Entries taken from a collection
────────────────

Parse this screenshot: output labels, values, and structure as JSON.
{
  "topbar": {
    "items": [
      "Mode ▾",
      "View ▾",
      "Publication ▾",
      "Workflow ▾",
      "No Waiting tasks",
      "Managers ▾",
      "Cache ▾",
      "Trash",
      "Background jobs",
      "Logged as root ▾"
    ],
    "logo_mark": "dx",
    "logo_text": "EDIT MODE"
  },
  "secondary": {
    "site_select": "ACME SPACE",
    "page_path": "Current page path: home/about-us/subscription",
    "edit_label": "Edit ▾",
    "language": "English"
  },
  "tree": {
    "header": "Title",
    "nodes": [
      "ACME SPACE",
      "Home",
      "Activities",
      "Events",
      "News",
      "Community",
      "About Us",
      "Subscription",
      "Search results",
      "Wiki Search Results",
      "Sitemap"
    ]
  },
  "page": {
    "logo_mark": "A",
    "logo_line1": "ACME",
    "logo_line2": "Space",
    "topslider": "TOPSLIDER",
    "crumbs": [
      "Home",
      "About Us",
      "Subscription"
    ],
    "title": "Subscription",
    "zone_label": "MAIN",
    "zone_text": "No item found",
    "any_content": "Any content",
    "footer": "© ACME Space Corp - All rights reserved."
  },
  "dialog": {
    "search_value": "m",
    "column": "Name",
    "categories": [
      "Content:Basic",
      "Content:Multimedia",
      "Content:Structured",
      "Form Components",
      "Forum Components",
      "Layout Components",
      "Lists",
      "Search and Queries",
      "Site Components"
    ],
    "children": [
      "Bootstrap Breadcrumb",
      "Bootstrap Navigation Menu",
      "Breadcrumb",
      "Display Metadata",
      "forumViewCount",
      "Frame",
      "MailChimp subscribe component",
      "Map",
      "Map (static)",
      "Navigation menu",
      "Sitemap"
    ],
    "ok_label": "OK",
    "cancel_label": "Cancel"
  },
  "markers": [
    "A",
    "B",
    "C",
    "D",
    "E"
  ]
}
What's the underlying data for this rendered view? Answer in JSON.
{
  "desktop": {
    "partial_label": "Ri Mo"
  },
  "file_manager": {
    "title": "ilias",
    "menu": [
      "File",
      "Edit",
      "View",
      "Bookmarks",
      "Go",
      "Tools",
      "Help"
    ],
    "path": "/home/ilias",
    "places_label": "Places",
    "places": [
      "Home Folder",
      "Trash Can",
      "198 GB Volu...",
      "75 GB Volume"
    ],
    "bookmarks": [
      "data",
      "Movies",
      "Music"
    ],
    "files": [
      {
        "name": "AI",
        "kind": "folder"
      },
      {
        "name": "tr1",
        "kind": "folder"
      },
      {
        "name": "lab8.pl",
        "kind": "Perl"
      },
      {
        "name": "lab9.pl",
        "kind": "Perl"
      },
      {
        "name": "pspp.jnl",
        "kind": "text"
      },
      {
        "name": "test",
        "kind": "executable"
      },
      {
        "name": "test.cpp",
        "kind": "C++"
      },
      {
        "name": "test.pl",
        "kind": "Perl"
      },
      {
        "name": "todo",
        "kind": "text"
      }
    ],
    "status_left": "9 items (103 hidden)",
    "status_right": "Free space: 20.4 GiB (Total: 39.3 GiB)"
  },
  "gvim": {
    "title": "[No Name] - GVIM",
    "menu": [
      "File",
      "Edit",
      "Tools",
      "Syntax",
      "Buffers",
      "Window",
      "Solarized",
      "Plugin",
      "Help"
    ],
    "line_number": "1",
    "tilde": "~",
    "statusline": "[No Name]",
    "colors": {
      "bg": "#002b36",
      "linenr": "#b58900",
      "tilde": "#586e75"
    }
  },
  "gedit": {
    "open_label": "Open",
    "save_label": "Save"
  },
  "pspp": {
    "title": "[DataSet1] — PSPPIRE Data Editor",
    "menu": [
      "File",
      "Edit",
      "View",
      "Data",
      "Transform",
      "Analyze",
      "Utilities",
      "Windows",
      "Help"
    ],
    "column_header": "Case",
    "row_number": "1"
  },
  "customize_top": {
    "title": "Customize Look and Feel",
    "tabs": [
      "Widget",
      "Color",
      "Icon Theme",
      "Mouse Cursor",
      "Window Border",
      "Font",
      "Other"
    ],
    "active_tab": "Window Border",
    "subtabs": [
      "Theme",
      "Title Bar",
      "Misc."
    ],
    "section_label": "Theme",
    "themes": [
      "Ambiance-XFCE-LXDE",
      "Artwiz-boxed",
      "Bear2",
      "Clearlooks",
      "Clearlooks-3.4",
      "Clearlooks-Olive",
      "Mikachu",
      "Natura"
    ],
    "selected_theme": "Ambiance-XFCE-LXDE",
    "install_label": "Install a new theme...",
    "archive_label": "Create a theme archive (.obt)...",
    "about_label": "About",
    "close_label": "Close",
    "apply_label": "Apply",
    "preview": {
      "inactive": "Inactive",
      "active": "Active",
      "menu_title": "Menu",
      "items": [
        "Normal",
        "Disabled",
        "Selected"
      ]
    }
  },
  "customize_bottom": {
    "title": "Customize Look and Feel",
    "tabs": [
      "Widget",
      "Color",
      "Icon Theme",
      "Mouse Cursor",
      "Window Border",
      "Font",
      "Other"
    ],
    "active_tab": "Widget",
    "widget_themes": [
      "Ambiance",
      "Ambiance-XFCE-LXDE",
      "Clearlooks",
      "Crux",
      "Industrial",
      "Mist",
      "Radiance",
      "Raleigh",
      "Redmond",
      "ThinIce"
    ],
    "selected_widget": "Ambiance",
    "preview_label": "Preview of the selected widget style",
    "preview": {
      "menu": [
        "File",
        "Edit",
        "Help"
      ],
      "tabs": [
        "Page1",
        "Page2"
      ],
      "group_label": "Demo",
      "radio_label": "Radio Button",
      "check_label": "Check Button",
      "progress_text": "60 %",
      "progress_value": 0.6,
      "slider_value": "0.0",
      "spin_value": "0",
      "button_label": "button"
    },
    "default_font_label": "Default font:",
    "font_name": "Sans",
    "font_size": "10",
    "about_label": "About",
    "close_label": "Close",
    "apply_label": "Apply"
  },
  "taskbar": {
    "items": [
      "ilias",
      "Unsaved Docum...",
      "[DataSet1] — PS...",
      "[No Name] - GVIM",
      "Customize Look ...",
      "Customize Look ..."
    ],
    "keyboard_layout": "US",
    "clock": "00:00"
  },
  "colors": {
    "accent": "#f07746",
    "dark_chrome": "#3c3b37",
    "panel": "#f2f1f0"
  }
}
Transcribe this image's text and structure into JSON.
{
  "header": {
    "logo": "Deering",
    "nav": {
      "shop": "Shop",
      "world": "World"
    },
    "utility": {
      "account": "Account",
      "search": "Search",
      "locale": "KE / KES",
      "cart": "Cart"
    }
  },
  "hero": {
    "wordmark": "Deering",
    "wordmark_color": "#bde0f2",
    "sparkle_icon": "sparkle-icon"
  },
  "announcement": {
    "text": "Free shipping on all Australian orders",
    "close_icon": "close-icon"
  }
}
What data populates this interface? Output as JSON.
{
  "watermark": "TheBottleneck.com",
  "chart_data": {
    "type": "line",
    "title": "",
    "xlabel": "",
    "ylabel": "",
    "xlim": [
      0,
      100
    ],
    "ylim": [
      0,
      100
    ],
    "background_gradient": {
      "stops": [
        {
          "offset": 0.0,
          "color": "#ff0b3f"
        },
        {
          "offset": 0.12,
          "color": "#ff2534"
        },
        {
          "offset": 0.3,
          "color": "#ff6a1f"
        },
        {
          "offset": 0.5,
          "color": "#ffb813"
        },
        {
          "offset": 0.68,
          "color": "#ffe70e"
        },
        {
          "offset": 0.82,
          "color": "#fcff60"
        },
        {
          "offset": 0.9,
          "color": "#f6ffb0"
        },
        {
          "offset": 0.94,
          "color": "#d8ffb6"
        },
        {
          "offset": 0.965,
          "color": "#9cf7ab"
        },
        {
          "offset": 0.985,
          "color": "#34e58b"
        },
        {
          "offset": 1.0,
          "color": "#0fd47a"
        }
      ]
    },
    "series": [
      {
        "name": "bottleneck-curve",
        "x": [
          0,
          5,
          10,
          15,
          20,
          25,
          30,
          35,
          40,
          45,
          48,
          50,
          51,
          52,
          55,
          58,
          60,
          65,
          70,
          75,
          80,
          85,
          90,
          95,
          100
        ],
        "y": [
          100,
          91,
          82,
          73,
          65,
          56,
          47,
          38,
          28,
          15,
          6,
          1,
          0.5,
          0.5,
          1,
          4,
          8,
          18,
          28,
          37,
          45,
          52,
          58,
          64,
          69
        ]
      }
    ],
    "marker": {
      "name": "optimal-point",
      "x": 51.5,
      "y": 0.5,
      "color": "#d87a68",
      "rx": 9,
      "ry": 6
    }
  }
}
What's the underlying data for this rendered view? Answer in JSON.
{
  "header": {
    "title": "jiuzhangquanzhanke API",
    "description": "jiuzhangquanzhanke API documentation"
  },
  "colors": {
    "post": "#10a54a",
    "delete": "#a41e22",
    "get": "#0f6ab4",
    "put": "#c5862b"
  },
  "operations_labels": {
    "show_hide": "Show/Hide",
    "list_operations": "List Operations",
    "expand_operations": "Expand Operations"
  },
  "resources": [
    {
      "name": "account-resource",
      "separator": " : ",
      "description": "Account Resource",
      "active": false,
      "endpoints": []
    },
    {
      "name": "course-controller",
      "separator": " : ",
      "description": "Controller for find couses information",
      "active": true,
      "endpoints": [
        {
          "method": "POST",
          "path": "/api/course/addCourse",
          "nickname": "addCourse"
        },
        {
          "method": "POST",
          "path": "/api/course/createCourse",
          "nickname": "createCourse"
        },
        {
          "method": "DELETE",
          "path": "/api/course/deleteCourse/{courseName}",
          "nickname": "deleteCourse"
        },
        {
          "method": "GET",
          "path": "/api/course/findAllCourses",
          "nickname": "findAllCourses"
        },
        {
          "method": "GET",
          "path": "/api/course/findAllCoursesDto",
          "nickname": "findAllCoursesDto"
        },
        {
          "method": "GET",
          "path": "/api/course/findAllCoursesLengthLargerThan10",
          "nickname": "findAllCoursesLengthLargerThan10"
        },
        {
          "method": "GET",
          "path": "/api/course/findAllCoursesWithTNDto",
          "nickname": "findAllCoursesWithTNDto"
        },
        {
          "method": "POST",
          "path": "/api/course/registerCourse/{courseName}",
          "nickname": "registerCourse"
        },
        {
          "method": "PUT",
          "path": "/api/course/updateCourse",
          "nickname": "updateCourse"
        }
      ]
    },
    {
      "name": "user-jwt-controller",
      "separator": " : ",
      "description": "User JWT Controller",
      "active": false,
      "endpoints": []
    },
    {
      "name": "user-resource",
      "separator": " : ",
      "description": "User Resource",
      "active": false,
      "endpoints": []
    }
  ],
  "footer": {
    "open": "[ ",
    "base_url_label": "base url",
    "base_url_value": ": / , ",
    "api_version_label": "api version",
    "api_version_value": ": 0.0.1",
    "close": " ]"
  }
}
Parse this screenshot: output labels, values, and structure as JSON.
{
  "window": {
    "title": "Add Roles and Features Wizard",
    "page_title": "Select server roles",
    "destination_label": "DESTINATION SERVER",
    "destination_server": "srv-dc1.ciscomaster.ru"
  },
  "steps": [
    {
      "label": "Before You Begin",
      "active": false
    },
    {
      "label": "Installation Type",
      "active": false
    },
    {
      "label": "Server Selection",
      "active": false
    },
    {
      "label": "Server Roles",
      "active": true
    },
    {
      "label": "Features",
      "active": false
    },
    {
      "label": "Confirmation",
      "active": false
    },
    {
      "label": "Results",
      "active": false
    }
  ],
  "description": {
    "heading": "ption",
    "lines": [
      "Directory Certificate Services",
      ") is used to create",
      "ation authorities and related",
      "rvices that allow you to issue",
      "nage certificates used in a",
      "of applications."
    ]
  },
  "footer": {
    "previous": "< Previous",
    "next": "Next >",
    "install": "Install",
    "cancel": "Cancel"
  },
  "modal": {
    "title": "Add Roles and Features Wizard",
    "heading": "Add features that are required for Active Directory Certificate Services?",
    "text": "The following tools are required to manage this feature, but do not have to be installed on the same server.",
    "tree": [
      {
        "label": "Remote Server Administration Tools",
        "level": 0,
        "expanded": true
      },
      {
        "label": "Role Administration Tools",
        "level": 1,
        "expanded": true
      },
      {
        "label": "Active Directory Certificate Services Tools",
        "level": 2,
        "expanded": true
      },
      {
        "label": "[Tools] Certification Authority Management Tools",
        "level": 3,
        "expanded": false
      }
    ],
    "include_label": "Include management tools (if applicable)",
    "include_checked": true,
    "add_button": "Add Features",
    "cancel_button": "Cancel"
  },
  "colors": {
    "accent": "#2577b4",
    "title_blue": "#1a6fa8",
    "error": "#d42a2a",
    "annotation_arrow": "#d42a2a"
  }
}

────────────────

__JOB__:
From the entries above, return each line with the word "findAllCoursesDto" in it.

__THE SOLUTION__:
          "path": "/api/course/findAllCoursesDto",
          "nickname": "findAllCoursesDto"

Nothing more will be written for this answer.